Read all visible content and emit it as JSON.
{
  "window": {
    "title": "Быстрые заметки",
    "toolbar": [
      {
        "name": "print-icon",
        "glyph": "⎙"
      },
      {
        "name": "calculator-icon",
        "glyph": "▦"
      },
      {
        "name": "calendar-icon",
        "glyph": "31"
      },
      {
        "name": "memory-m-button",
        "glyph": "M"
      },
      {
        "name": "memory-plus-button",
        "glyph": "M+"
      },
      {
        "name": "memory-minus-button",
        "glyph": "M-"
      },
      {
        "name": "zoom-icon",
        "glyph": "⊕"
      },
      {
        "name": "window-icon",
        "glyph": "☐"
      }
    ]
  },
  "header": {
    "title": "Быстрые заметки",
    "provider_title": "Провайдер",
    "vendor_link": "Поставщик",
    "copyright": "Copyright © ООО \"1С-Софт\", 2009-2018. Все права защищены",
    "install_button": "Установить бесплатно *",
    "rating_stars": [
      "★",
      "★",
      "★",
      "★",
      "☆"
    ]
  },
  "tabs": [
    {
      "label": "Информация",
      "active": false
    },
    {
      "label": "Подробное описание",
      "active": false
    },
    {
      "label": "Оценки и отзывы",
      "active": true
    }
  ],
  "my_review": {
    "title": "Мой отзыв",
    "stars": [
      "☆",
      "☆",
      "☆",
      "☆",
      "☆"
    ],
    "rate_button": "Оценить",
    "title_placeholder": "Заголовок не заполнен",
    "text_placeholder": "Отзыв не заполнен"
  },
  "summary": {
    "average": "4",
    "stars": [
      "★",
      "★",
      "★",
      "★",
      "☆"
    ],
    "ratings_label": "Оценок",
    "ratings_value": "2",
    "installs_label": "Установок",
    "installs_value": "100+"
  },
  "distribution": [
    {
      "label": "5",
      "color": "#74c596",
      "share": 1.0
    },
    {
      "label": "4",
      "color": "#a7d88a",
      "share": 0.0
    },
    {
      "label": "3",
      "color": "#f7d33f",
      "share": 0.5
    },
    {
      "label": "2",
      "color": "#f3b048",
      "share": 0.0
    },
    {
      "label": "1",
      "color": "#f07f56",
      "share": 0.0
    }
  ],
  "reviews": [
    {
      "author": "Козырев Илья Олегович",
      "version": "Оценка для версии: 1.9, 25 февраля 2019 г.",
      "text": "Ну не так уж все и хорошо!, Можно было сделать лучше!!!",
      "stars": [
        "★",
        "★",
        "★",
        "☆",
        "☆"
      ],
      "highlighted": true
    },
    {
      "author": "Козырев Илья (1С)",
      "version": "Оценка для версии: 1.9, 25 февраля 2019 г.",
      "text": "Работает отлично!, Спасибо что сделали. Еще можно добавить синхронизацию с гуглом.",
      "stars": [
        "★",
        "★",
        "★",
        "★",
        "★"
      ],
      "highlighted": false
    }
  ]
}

◆ ◆ ◆ ◆

WHAT TO DO: In the listing, find every line containing the word "memory" and list it.

SOLUTION BELOW:
        "name": "memory-m-button",
        "name": "memory-plus-button",
        "name": "memory-minus-button",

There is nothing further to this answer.